PROBLEM TO WORK ON
Copy out every one of the entries below word for word, keeping each line and its numbers unchanged.

PROVIDED RECORDS
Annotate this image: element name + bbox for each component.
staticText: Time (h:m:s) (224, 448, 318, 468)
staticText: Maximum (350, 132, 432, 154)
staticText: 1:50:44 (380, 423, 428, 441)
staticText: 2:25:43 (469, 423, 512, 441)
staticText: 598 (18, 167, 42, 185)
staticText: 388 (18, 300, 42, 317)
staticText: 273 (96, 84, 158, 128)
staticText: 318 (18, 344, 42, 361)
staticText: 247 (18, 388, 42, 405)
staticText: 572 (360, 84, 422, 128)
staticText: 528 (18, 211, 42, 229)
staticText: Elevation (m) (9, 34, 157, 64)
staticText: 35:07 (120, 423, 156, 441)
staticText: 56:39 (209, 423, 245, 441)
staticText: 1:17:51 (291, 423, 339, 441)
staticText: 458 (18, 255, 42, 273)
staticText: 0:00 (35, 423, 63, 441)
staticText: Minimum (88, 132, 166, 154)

FULL RESPONSE
Annotate this image: element name + bbox for each component.
staticText: Time (h:m:s) (224, 448, 318, 468)
staticText: Maximum (350, 132, 432, 154)
staticText: 1:50:44 (380, 423, 428, 441)
staticText: 2:25:43 (469, 423, 512, 441)
staticText: 598 (18, 167, 42, 185)
staticText: 388 (18, 300, 42, 317)
staticText: 273 (96, 84, 158, 128)
staticText: 318 (18, 344, 42, 361)
staticText: 247 (18, 388, 42, 405)
staticText: 572 (360, 84, 422, 128)
staticText: 528 (18, 211, 42, 229)
staticText: Elevation (m) (9, 34, 157, 64)
staticText: 35:07 (120, 423, 156, 441)
staticText: 56:39 (209, 423, 245, 441)
staticText: 1:17:51 (291, 423, 339, 441)
staticText: 458 (18, 255, 42, 273)
staticText: 0:00 (35, 423, 63, 441)
staticText: Minimum (88, 132, 166, 154)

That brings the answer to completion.